WHAT YOU WILL DO: Write out the material exactly, leaving every picture behind.

DATASET:
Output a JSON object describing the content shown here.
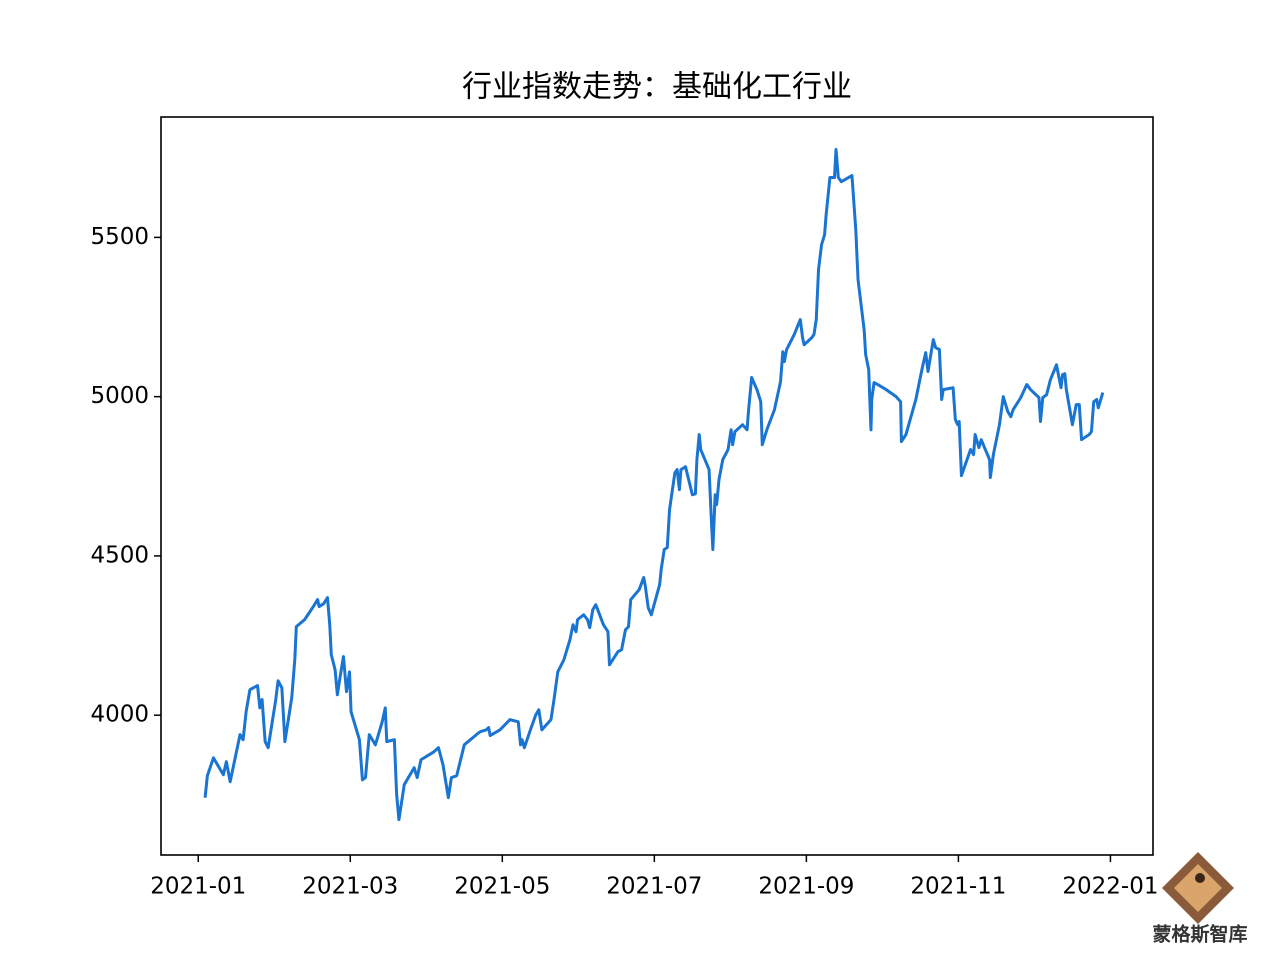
{
  "chart_data": {
    "type": "line",
    "title": "行业指数走势：基础化工行业",
    "color": "#1a74d2",
    "xlim": [
      -0.49,
      12.56
    ],
    "ylim": [
      3561,
      5878
    ],
    "xticks": [
      {
        "value": 0,
        "label": "2021-01"
      },
      {
        "value": 2,
        "label": "2021-03"
      },
      {
        "value": 4,
        "label": "2021-05"
      },
      {
        "value": 6,
        "label": "2021-07"
      },
      {
        "value": 8,
        "label": "2021-09"
      },
      {
        "value": 10,
        "label": "2021-11"
      },
      {
        "value": 12,
        "label": "2022-01"
      }
    ],
    "yticks": [
      4000,
      4500,
      5000,
      5500
    ],
    "grid": false,
    "x": [
      0.09,
      0.12,
      0.2,
      0.33,
      0.37,
      0.42,
      0.55,
      0.59,
      0.63,
      0.68,
      0.78,
      0.81,
      0.84,
      0.88,
      0.92,
      1.02,
      1.05,
      1.1,
      1.14,
      1.23,
      1.27,
      1.29,
      1.4,
      1.53,
      1.57,
      1.59,
      1.65,
      1.7,
      1.73,
      1.75,
      1.8,
      1.83,
      1.86,
      1.91,
      1.95,
      1.99,
      2.01,
      2.12,
      2.16,
      2.2,
      2.25,
      2.33,
      2.42,
      2.46,
      2.48,
      2.58,
      2.61,
      2.64,
      2.67,
      2.71,
      2.84,
      2.88,
      2.93,
      3.1,
      3.16,
      3.22,
      3.29,
      3.33,
      3.4,
      3.5,
      3.66,
      3.71,
      3.79,
      3.82,
      3.84,
      3.97,
      4.1,
      4.21,
      4.24,
      4.26,
      4.29,
      4.37,
      4.44,
      4.48,
      4.52,
      4.64,
      4.68,
      4.73,
      4.81,
      4.89,
      4.93,
      4.97,
      4.99,
      5.07,
      5.12,
      5.15,
      5.19,
      5.23,
      5.33,
      5.39,
      5.41,
      5.52,
      5.57,
      5.62,
      5.66,
      5.69,
      5.8,
      5.86,
      5.88,
      5.92,
      5.96,
      6.07,
      6.09,
      6.13,
      6.17,
      6.2,
      6.27,
      6.3,
      6.33,
      6.35,
      6.41,
      6.5,
      6.54,
      6.56,
      6.59,
      6.61,
      6.72,
      6.75,
      6.77,
      6.8,
      6.82,
      6.85,
      6.9,
      6.97,
      7.01,
      7.03,
      7.06,
      7.16,
      7.22,
      7.24,
      7.28,
      7.35,
      7.4,
      7.42,
      7.48,
      7.58,
      7.66,
      7.69,
      7.71,
      7.74,
      7.84,
      7.92,
      7.95,
      7.97,
      8.07,
      8.1,
      8.13,
      8.16,
      8.2,
      8.24,
      8.26,
      8.31,
      8.37,
      8.39,
      8.42,
      8.46,
      8.6,
      8.65,
      8.68,
      8.76,
      8.78,
      8.82,
      8.85,
      8.86,
      8.89,
      8.94,
      9.05,
      9.18,
      9.24,
      9.25,
      9.31,
      9.44,
      9.52,
      9.57,
      9.6,
      9.63,
      9.67,
      9.7,
      9.75,
      9.78,
      9.8,
      9.93,
      9.96,
      9.99,
      10.01,
      10.04,
      10.16,
      10.2,
      10.22,
      10.27,
      10.3,
      10.41,
      10.42,
      10.46,
      10.54,
      10.59,
      10.65,
      10.69,
      10.72,
      10.82,
      10.9,
      10.95,
      11.06,
      11.08,
      11.11,
      11.16,
      11.21,
      11.29,
      11.35,
      11.37,
      11.4,
      11.42,
      11.5,
      11.55,
      11.59,
      11.62,
      11.72,
      11.75,
      11.78,
      11.82,
      11.84,
      11.9
    ],
    "values": [
      3741,
      3810,
      3866,
      3813,
      3854,
      3791,
      3939,
      3923,
      4011,
      4080,
      4093,
      4023,
      4049,
      3917,
      3898,
      4049,
      4108,
      4086,
      3917,
      4055,
      4174,
      4278,
      4300,
      4347,
      4363,
      4341,
      4350,
      4369,
      4284,
      4190,
      4143,
      4064,
      4111,
      4184,
      4074,
      4136,
      4011,
      3923,
      3797,
      3804,
      3939,
      3907,
      3979,
      4023,
      3917,
      3923,
      3750,
      3672,
      3719,
      3782,
      3835,
      3804,
      3860,
      3885,
      3898,
      3844,
      3741,
      3804,
      3810,
      3907,
      3939,
      3948,
      3954,
      3961,
      3936,
      3954,
      3986,
      3979,
      3907,
      3923,
      3898,
      3954,
      4001,
      4017,
      3954,
      3986,
      4049,
      4136,
      4174,
      4237,
      4284,
      4262,
      4300,
      4315,
      4300,
      4275,
      4331,
      4347,
      4284,
      4262,
      4158,
      4199,
      4206,
      4268,
      4278,
      4363,
      4394,
      4432,
      4407,
      4337,
      4315,
      4410,
      4457,
      4520,
      4526,
      4645,
      4761,
      4771,
      4708,
      4771,
      4780,
      4692,
      4695,
      4802,
      4881,
      4834,
      4771,
      4614,
      4520,
      4692,
      4661,
      4739,
      4802,
      4834,
      4896,
      4849,
      4890,
      4912,
      4896,
      4959,
      5060,
      5022,
      4984,
      4849,
      4896,
      4959,
      5047,
      5141,
      5110,
      5148,
      5195,
      5242,
      5185,
      5163,
      5185,
      5195,
      5242,
      5399,
      5477,
      5509,
      5571,
      5688,
      5688,
      5776,
      5688,
      5675,
      5694,
      5524,
      5367,
      5210,
      5132,
      5085,
      4896,
      4991,
      5044,
      5038,
      5022,
      5000,
      4984,
      4859,
      4881,
      4991,
      5085,
      5138,
      5079,
      5122,
      5179,
      5154,
      5148,
      4991,
      5022,
      5028,
      4928,
      4912,
      4922,
      4752,
      4834,
      4818,
      4881,
      4840,
      4865,
      4802,
      4746,
      4818,
      4912,
      5000,
      4953,
      4937,
      4959,
      4997,
      5038,
      5022,
      4997,
      4922,
      4997,
      5006,
      5053,
      5100,
      5028,
      5069,
      5072,
      5022,
      4912,
      4975,
      4975,
      4865,
      4881,
      4890,
      4984,
      4991,
      4965,
      5013
    ]
  },
  "watermark": {
    "name": "蒙格斯智库"
  }
}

SOLUTION TO THE PROBLEM:
Output a JSON object describing the content shown here.
{
  "chart_data": {
    "type": "line",
    "title": "行业指数走势：基础化工行业",
    "color": "#1a74d2",
    "xlim": [
      -0.49,
      12.56
    ],
    "ylim": [
      3561,
      5878
    ],
    "xticks": [
      {
        "value": 0,
        "label": "2021-01"
      },
      {
        "value": 2,
        "label": "2021-03"
      },
      {
        "value": 4,
        "label": "2021-05"
      },
      {
        "value": 6,
        "label": "2021-07"
      },
      {
        "value": 8,
        "label": "2021-09"
      },
      {
        "value": 10,
        "label": "2021-11"
      },
      {
        "value": 12,
        "label": "2022-01"
      }
    ],
    "yticks": [
      4000,
      4500,
      5000,
      5500
    ],
    "grid": false,
    "x": [
      0.09,
      0.12,
      0.2,
      0.33,
      0.37,
      0.42,
      0.55,
      0.59,
      0.63,
      0.68,
      0.78,
      0.81,
      0.84,
      0.88,
      0.92,
      1.02,
      1.05,
      1.1,
      1.14,
      1.23,
      1.27,
      1.29,
      1.4,
      1.53,
      1.57,
      1.59,
      1.65,
      1.7,
      1.73,
      1.75,
      1.8,
      1.83,
      1.86,
      1.91,
      1.95,
      1.99,
      2.01,
      2.12,
      2.16,
      2.2,
      2.25,
      2.33,
      2.42,
      2.46,
      2.48,
      2.58,
      2.61,
      2.64,
      2.67,
      2.71,
      2.84,
      2.88,
      2.93,
      3.1,
      3.16,
      3.22,
      3.29,
      3.33,
      3.4,
      3.5,
      3.66,
      3.71,
      3.79,
      3.82,
      3.84,
      3.97,
      4.1,
      4.21,
      4.24,
      4.26,
      4.29,
      4.37,
      4.44,
      4.48,
      4.52,
      4.64,
      4.68,
      4.73,
      4.81,
      4.89,
      4.93,
      4.97,
      4.99,
      5.07,
      5.12,
      5.15,
      5.19,
      5.23,
      5.33,
      5.39,
      5.41,
      5.52,
      5.57,
      5.62,
      5.66,
      5.69,
      5.8,
      5.86,
      5.88,
      5.92,
      5.96,
      6.07,
      6.09,
      6.13,
      6.17,
      6.2,
      6.27,
      6.3,
      6.33,
      6.35,
      6.41,
      6.5,
      6.54,
      6.56,
      6.59,
      6.61,
      6.72,
      6.75,
      6.77,
      6.8,
      6.82,
      6.85,
      6.9,
      6.97,
      7.01,
      7.03,
      7.06,
      7.16,
      7.22,
      7.24,
      7.28,
      7.35,
      7.4,
      7.42,
      7.48,
      7.58,
      7.66,
      7.69,
      7.71,
      7.74,
      7.84,
      7.92,
      7.95,
      7.97,
      8.07,
      8.1,
      8.13,
      8.16,
      8.2,
      8.24,
      8.26,
      8.31,
      8.37,
      8.39,
      8.42,
      8.46,
      8.6,
      8.65,
      8.68,
      8.76,
      8.78,
      8.82,
      8.85,
      8.86,
      8.89,
      8.94,
      9.05,
      9.18,
      9.24,
      9.25,
      9.31,
      9.44,
      9.52,
      9.57,
      9.6,
      9.63,
      9.67,
      9.7,
      9.75,
      9.78,
      9.8,
      9.93,
      9.96,
      9.99,
      10.01,
      10.04,
      10.16,
      10.2,
      10.22,
      10.27,
      10.3,
      10.41,
      10.42,
      10.46,
      10.54,
      10.59,
      10.65,
      10.69,
      10.72,
      10.82,
      10.9,
      10.95,
      11.06,
      11.08,
      11.11,
      11.16,
      11.21,
      11.29,
      11.35,
      11.37,
      11.4,
      11.42,
      11.5,
      11.55,
      11.59,
      11.62,
      11.72,
      11.75,
      11.78,
      11.82,
      11.84,
      11.9
    ],
    "values": [
      3741,
      3810,
      3866,
      3813,
      3854,
      3791,
      3939,
      3923,
      4011,
      4080,
      4093,
      4023,
      4049,
      3917,
      3898,
      4049,
      4108,
      4086,
      3917,
      4055,
      4174,
      4278,
      4300,
      4347,
      4363,
      4341,
      4350,
      4369,
      4284,
      4190,
      4143,
      4064,
      4111,
      4184,
      4074,
      4136,
      4011,
      3923,
      3797,
      3804,
      3939,
      3907,
      3979,
      4023,
      3917,
      3923,
      3750,
      3672,
      3719,
      3782,
      3835,
      3804,
      3860,
      3885,
      3898,
      3844,
      3741,
      3804,
      3810,
      3907,
      3939,
      3948,
      3954,
      3961,
      3936,
      3954,
      3986,
      3979,
      3907,
      3923,
      3898,
      3954,
      4001,
      4017,
      3954,
      3986,
      4049,
      4136,
      4174,
      4237,
      4284,
      4262,
      4300,
      4315,
      4300,
      4275,
      4331,
      4347,
      4284,
      4262,
      4158,
      4199,
      4206,
      4268,
      4278,
      4363,
      4394,
      4432,
      4407,
      4337,
      4315,
      4410,
      4457,
      4520,
      4526,
      4645,
      4761,
      4771,
      4708,
      4771,
      4780,
      4692,
      4695,
      4802,
      4881,
      4834,
      4771,
      4614,
      4520,
      4692,
      4661,
      4739,
      4802,
      4834,
      4896,
      4849,
      4890,
      4912,
      4896,
      4959,
      5060,
      5022,
      4984,
      4849,
      4896,
      4959,
      5047,
      5141,
      5110,
      5148,
      5195,
      5242,
      5185,
      5163,
      5185,
      5195,
      5242,
      5399,
      5477,
      5509,
      5571,
      5688,
      5688,
      5776,
      5688,
      5675,
      5694,
      5524,
      5367,
      5210,
      5132,
      5085,
      4896,
      4991,
      5044,
      5038,
      5022,
      5000,
      4984,
      4859,
      4881,
      4991,
      5085,
      5138,
      5079,
      5122,
      5179,
      5154,
      5148,
      4991,
      5022,
      5028,
      4928,
      4912,
      4922,
      4752,
      4834,
      4818,
      4881,
      4840,
      4865,
      4802,
      4746,
      4818,
      4912,
      5000,
      4953,
      4937,
      4959,
      4997,
      5038,
      5022,
      4997,
      4922,
      4997,
      5006,
      5053,
      5100,
      5028,
      5069,
      5072,
      5022,
      4912,
      4975,
      4975,
      4865,
      4881,
      4890,
      4984,
      4991,
      4965,
      5013
    ]
  },
  "watermark": {
    "name": "蒙格斯智库"
  }
}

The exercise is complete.